**WHAT TO WORK ON**
Give all of the lines again, with nothing added or dropped.

**RECORDS FOR THIS TASK**
========

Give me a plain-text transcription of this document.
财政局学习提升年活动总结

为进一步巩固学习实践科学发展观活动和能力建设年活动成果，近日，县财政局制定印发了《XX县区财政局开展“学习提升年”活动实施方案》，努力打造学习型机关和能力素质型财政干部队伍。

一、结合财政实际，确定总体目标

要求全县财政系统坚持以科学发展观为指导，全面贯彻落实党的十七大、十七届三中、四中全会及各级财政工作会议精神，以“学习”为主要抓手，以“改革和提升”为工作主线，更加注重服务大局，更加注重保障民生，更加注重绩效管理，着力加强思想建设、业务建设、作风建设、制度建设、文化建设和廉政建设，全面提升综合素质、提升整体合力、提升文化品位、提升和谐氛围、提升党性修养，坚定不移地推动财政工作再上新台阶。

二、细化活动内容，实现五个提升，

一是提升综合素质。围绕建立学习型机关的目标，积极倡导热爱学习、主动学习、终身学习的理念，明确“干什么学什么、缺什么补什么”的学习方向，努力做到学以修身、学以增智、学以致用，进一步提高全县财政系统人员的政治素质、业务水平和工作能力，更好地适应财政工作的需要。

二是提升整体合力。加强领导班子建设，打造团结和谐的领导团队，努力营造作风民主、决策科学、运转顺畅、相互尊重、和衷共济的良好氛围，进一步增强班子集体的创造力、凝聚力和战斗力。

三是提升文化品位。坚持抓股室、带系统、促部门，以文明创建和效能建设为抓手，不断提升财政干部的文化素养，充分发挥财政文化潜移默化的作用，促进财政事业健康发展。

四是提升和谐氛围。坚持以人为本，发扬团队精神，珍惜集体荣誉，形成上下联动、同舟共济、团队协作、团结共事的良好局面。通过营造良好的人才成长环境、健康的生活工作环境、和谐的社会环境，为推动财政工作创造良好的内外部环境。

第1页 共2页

========

**SOLUTION FOR THIS TASK**
Give me a plain-text transcription of this document.
财政局学习提升年活动总结

为进一步巩固学习实践科学发展观活动和能力建设年活动成果，近日，县财政局制定印发了《XX县区财政局开展“学习提升年”活动实施方案》，努力打造学习型机关和能力素质型财政干部队伍。

一、结合财政实际，确定总体目标

要求全县财政系统坚持以科学发展观为指导，全面贯彻落实党的十七大、十七届三中、四中全会及各级财政工作会议精神，以“学习”为主要抓手，以“改革和提升”为工作主线，更加注重服务大局，更加注重保障民生，更加注重绩效管理，着力加强思想建设、业务建设、作风建设、制度建设、文化建设和廉政建设，全面提升综合素质、提升整体合力、提升文化品位、提升和谐氛围、提升党性修养，坚定不移地推动财政工作再上新台阶。

二、细化活动内容，实现五个提升，

一是提升综合素质。围绕建立学习型机关的目标，积极倡导热爱学习、主动学习、终身学习的理念，明确“干什么学什么、缺什么补什么”的学习方向，努力做到学以修身、学以增智、学以致用，进一步提高全县财政系统人员的政治素质、业务水平和工作能力，更好地适应财政工作的需要。

二是提升整体合力。加强领导班子建设，打造团结和谐的领导团队，努力营造作风民主、决策科学、运转顺畅、相互尊重、和衷共济的良好氛围，进一步增强班子集体的创造力、凝聚力和战斗力。

三是提升文化品位。坚持抓股室、带系统、促部门，以文明创建和效能建设为抓手，不断提升财政干部的文化素养，充分发挥财政文化潜移默化的作用，促进财政事业健康发展。

四是提升和谐氛围。坚持以人为本，发扬团队精神，珍惜集体荣誉，形成上下联动、同舟共济、团队协作、团结共事的良好局面。通过营造良好的人才成长环境、健康的生活工作环境、和谐的社会环境，为推动财政工作创造良好的内外部环境。

第1页 共2页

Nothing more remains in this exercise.